- Given problem
Make an exact copy of all the entries below, with the pictures left out.

- Supplied entries
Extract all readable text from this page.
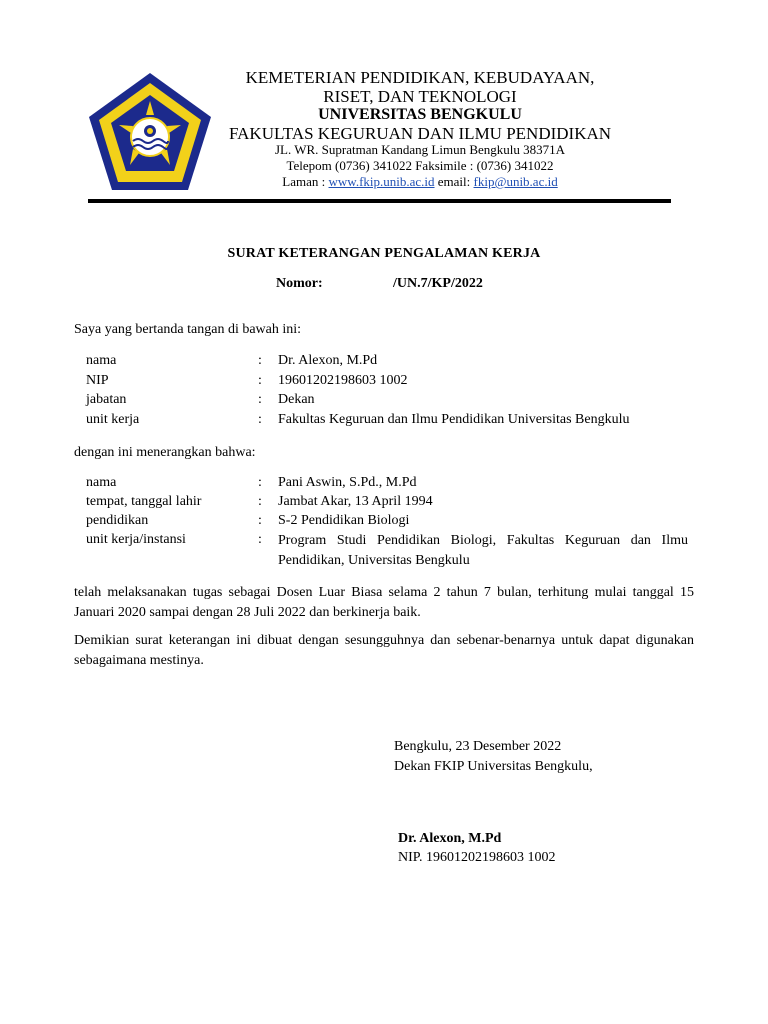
KEMETERIAN PENDIDIKAN, KEBUDAYAAN,
RISET, DAN TEKNOLOGI
UNIVERSITAS BENGKULU
FAKULTAS KEGURUAN DAN ILMU PENDIDIKAN
JL. WR. Supratman Kandang Limun Bengkulu 38371A
Telepom (0736) 341022 Faksimile : (0736) 341022
Laman : www.fkip.unib.ac.id email: fkip@unib.ac.id
SURAT KETERANGAN PENGALAMAN KERJA
Nomor:	/UN.7/KP/2022
Saya yang bertanda tangan di bawah ini:
nama	: Dr. Alexon, M.Pd
NIP	: 19601202198603 1002
jabatan	: Dekan
unit kerja	: Fakultas Keguruan dan Ilmu Pendidikan Universitas Bengkulu
dengan ini menerangkan bahwa:
nama	: Pani Aswin, S.Pd., M.Pd
tempat, tanggal lahir	: Jambat Akar, 13 April 1994
pendidikan	: S-2 Pendidikan Biologi
unit kerja/instansi	: Program Studi Pendidikan Biologi, Fakultas Keguruan dan Ilmu Pendidikan, Universitas Bengkulu
telah melaksanakan tugas sebagai Dosen Luar Biasa selama 2 tahun 7 bulan, terhitung mulai tanggal 15 Januari 2020 sampai dengan 28 Juli 2022 dan berkinerja baik.
Demikian surat keterangan ini dibuat dengan sesungguhnya dan sebenar-benarnya untuk dapat digunakan sebagaimana mestinya.
Bengkulu, 23 Desember 2022
Dekan FKIP Universitas Bengkulu,
Dr. Alexon, M.Pd
NIP. 19601202198603 1002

- Answer to the task
Extract all readable text from this page.
KEMETERIAN PENDIDIKAN, KEBUDAYAAN,
RISET, DAN TEKNOLOGI
UNIVERSITAS BENGKULU
FAKULTAS KEGURUAN DAN ILMU PENDIDIKAN
JL. WR. Supratman Kandang Limun Bengkulu 38371A
Telepom (0736) 341022 Faksimile : (0736) 341022
Laman : www.fkip.unib.ac.id email: fkip@unib.ac.id
SURAT KETERANGAN PENGALAMAN KERJA
Nomor:	/UN.7/KP/2022
Saya yang bertanda tangan di bawah ini:
nama	: Dr. Alexon, M.Pd
NIP	: 19601202198603 1002
jabatan	: Dekan
unit kerja	: Fakultas Keguruan dan Ilmu Pendidikan Universitas Bengkulu
dengan ini menerangkan bahwa:
nama	: Pani Aswin, S.Pd., M.Pd
tempat, tanggal lahir	: Jambat Akar, 13 April 1994
pendidikan	: S-2 Pendidikan Biologi
unit kerja/instansi	: Program Studi Pendidikan Biologi, Fakultas Keguruan dan Ilmu Pendidikan, Universitas Bengkulu
telah melaksanakan tugas sebagai Dosen Luar Biasa selama 2 tahun 7 bulan, terhitung mulai tanggal 15 Januari 2020 sampai dengan 28 Juli 2022 dan berkinerja baik.
Demikian surat keterangan ini dibuat dengan sesungguhnya dan sebenar-benarnya untuk dapat digunakan sebagaimana mestinya.
Bengkulu, 23 Desember 2022
Dekan FKIP Universitas Bengkulu,
Dr. Alexon, M.Pd
NIP. 19601202198603 1002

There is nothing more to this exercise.